(What is being asked):
In the copy, keep every record exact and leave out all images.

(Material supplied):
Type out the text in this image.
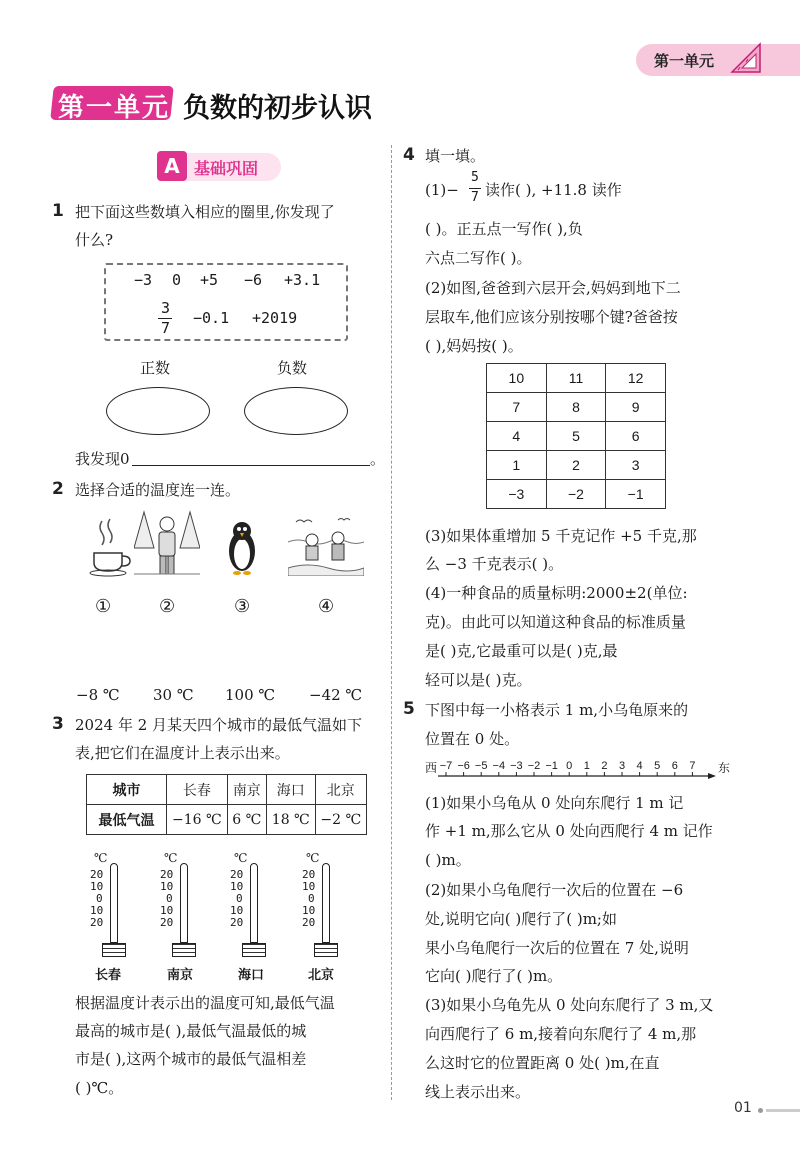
第一单元
第一单元 负数的初步认识
A 基础巩固
1 把下面这些数填入相应的圈里,你发现了
什么?
−3 0 +5 −6 +3.1
3
7
−0.1 +2019
正数	负数
我发现0	。
2 选择合适的温度连一连。
①	②	③	④
−8 ℃ 30 ℃ 100 ℃ −42 ℃
3 2024 年 2 月某天四个城市的最低气温如下
表,把它们在温度计上表示出来。
城市	长春	南京	海口	北京
最低气温	−16 ℃	6 ℃	18 ℃	−2 ℃
℃
20
10
0
10
20
℃
20
10
0
10
20
℃
20
10
0
10
20
℃
20
10
0
10
20
长春	南京	海口	北京
根据温度计表示出的温度可知,最低气温
最高的城市是( ),最低气温最低的城
市是( ),这两个城市的最低气温相差
( )℃。
4 填一填。
(1)−
5
7 读作( ), +11.8 读作
( )。正五点一写作( ),负
六点二写作( )。
(2)如图,爸爸到六层开会,妈妈到地下二
层取车,他们应该分别按哪个键?爸爸按
( ),妈妈按( )。
10	11	12
7	8	9
4	5	6
1	2	3
−3	−2	−1
(3)如果体重增加 5 千克记作 +5 千克,那
么 −3 千克表示( )。
(4)一种食品的质量标明:2000±2(单位:
克)。由此可以知道这种食品的标准质量
是( )克,它最重可以是( )克,最
轻可以是( )克。
5 下图中每一小格表示 1 m,小乌龟原来的
位置在 0 处。
西	东
−7 −6 −5 −4 −3 −2 −1 0 1 2 3 4 5 6 7
(1)如果小乌龟从 0 处向东爬行 1 m 记
作 +1 m,那么它从 0 处向西爬行 4 m 记作
( )m。
(2)如果小乌龟爬行一次后的位置在 −6
处,说明它向( )爬行了( )m;如
果小乌龟爬行一次后的位置在 7 处,说明
它向( )爬行了( )m。
(3)如果小乌龟先从 0 处向东爬行了 3 m,又
向西爬行了 6 m,接着向东爬行了 4 m,那
么这时它的位置距离 0 处( )m,在直
线上表示出来。
01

(Result for this exercise):
Type out the text in this image.
第一单元
第一单元 负数的初步认识
A 基础巩固
1 把下面这些数填入相应的圈里,你发现了
什么?
−3 0 +5 −6 +3.1
3
7
−0.1 +2019
正数	负数
我发现0	。
2 选择合适的温度连一连。
①	②	③	④
−8 ℃ 30 ℃ 100 ℃ −42 ℃
3 2024 年 2 月某天四个城市的最低气温如下
表,把它们在温度计上表示出来。
城市	长春	南京	海口	北京
最低气温	−16 ℃	6 ℃	18 ℃	−2 ℃
℃
20
10
0
10
20
℃
20
10
0
10
20
℃
20
10
0
10
20
℃
20
10
0
10
20
长春	南京	海口	北京
根据温度计表示出的温度可知,最低气温
最高的城市是( ),最低气温最低的城
市是( ),这两个城市的最低气温相差
( )℃。
4 填一填。
(1)−
5
7 读作( ), +11.8 读作
( )。正五点一写作( ),负
六点二写作( )。
(2)如图,爸爸到六层开会,妈妈到地下二
层取车,他们应该分别按哪个键?爸爸按
( ),妈妈按( )。
10	11	12
7	8	9
4	5	6
1	2	3
−3	−2	−1
(3)如果体重增加 5 千克记作 +5 千克,那
么 −3 千克表示( )。
(4)一种食品的质量标明:2000±2(单位:
克)。由此可以知道这种食品的标准质量
是( )克,它最重可以是( )克,最
轻可以是( )克。
5 下图中每一小格表示 1 m,小乌龟原来的
位置在 0 处。
西	东
−7 −6 −5 −4 −3 −2 −1 0 1 2 3 4 5 6 7
(1)如果小乌龟从 0 处向东爬行 1 m 记
作 +1 m,那么它从 0 处向西爬行 4 m 记作
( )m。
(2)如果小乌龟爬行一次后的位置在 −6
处,说明它向( )爬行了( )m;如
果小乌龟爬行一次后的位置在 7 处,说明
它向( )爬行了( )m。
(3)如果小乌龟先从 0 处向东爬行了 3 m,又
向西爬行了 6 m,接着向东爬行了 4 m,那
么这时它的位置距离 0 处( )m,在直
线上表示出来。
01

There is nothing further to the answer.